Given request: Extract every line that contains the string "color".

** START Provided records **

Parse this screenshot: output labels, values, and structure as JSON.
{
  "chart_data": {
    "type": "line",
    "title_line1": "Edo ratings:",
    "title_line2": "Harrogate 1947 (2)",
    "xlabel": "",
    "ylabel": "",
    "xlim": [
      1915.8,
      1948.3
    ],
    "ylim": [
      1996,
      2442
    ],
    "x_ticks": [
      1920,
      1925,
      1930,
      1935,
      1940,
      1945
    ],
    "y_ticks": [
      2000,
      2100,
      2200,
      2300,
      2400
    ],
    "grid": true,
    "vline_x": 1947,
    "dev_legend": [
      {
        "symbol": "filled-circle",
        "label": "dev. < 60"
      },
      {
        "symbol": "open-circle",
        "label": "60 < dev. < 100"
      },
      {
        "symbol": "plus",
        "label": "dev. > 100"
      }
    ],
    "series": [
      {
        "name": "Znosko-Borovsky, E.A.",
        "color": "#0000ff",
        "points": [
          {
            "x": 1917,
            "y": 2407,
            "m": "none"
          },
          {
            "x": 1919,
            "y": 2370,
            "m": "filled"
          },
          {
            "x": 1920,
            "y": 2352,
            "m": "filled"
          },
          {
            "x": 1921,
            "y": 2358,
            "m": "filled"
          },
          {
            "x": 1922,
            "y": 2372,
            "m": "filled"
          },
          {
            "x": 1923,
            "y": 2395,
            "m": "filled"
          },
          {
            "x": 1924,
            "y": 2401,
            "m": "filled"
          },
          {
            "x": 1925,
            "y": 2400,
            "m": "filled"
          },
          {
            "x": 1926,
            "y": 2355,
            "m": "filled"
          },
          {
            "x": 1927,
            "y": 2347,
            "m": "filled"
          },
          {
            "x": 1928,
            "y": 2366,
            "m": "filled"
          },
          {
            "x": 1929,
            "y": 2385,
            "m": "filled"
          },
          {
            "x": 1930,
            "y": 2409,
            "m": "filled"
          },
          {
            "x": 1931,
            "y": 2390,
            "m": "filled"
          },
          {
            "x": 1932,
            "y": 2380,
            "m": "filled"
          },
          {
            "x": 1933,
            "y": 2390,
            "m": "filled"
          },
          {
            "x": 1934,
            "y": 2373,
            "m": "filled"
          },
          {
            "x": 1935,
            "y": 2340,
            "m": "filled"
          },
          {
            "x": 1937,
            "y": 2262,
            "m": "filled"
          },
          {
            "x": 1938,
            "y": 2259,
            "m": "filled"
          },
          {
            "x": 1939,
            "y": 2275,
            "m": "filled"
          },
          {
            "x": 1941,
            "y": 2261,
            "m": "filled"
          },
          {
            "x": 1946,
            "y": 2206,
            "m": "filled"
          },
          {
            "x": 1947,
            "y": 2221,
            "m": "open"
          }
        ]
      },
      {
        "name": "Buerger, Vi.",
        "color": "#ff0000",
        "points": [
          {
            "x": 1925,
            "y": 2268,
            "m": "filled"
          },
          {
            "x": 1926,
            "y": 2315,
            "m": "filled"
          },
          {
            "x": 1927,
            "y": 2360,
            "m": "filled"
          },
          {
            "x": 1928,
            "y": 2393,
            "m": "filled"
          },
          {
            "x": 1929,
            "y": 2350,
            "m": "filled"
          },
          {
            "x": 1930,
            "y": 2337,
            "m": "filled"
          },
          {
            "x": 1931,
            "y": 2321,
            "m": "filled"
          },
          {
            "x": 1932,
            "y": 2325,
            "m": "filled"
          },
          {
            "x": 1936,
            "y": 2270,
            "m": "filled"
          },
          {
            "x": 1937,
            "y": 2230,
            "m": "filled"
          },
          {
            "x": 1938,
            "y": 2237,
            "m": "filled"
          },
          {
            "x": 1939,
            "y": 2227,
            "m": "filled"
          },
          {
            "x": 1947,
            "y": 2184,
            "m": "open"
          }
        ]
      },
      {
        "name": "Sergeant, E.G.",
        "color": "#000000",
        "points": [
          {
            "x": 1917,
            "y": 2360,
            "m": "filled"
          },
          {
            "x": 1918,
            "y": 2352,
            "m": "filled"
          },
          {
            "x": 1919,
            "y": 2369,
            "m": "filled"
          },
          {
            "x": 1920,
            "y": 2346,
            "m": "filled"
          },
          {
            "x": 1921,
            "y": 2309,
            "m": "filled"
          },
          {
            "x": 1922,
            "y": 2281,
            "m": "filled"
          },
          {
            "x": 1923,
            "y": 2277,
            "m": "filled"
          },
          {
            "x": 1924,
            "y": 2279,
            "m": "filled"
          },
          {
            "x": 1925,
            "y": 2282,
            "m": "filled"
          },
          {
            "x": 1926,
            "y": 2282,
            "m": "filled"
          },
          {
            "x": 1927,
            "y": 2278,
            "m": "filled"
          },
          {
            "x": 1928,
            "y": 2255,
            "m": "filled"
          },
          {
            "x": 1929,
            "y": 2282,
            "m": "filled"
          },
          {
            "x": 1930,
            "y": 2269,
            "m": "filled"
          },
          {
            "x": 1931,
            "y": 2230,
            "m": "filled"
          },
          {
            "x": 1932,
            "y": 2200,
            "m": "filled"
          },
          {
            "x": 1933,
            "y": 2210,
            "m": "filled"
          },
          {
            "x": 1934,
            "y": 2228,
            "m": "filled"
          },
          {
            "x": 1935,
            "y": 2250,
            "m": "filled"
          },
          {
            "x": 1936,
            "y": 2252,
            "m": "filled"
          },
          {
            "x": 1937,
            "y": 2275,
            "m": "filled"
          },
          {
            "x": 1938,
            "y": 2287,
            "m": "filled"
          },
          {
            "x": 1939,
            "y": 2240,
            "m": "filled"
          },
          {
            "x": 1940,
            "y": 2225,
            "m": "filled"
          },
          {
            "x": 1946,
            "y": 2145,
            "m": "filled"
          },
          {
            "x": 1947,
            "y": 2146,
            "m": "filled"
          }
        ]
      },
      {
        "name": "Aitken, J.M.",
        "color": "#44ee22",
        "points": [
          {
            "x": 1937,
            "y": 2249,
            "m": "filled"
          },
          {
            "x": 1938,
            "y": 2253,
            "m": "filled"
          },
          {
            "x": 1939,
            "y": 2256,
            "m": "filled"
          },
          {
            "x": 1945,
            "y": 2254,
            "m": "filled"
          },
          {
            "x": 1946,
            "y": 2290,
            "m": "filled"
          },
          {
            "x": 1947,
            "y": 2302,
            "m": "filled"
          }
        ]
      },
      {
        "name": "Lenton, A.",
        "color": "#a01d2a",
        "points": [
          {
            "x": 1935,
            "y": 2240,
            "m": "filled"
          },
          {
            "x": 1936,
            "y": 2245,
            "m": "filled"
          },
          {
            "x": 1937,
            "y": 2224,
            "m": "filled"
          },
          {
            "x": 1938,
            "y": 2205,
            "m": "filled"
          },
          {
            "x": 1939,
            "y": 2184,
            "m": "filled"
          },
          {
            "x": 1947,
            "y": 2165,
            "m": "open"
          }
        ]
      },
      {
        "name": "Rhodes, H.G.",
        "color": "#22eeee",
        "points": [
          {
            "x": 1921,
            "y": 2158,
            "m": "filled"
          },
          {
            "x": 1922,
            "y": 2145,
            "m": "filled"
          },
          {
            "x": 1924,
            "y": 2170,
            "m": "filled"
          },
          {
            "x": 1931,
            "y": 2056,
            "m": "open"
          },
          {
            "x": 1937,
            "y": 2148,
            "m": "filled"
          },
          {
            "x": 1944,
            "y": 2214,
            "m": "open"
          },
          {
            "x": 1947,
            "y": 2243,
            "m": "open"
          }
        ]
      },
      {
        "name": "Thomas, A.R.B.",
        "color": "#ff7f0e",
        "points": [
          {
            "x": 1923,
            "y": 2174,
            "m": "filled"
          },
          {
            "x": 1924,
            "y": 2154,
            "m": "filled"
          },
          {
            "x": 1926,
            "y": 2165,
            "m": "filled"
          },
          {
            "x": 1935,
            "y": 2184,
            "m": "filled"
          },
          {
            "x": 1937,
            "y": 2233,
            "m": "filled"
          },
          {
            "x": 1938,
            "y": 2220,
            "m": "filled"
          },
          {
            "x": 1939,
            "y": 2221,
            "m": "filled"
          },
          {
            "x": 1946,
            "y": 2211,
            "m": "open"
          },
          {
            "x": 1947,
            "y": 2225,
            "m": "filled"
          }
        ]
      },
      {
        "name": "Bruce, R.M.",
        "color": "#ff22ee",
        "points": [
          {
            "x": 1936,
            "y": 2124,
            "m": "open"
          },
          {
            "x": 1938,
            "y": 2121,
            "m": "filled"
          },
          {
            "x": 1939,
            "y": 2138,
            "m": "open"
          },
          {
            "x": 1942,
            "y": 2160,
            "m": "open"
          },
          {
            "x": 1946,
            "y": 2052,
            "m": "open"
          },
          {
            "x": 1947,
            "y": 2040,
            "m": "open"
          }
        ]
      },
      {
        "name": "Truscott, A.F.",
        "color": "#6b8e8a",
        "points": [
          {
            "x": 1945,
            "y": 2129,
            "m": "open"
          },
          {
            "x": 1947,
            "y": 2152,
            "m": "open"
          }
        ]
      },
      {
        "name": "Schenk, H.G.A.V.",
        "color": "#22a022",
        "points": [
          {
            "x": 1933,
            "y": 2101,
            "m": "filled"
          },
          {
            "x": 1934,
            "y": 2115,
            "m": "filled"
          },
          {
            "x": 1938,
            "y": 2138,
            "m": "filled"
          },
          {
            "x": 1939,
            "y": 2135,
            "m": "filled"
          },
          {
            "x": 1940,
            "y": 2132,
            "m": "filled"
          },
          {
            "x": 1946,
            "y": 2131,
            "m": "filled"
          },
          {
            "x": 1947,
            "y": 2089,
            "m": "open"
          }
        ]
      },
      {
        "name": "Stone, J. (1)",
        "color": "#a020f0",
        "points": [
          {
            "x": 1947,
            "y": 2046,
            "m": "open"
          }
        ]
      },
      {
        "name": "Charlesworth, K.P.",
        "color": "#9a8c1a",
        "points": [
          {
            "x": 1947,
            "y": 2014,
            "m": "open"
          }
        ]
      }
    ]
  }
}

** END Provided records **

Exercise result:
        "color": "#0000ff",
        "color": "#ff0000",
        "color": "#000000",
        "color": "#44ee22",
        "color": "#a01d2a",
        "color": "#22eeee",
        "color": "#ff7f0e",
        "color": "#ff22ee",
        "color": "#6b8e8a",
        "color": "#22a022",
        "color": "#a020f0",
        "color": "#9a8c1a",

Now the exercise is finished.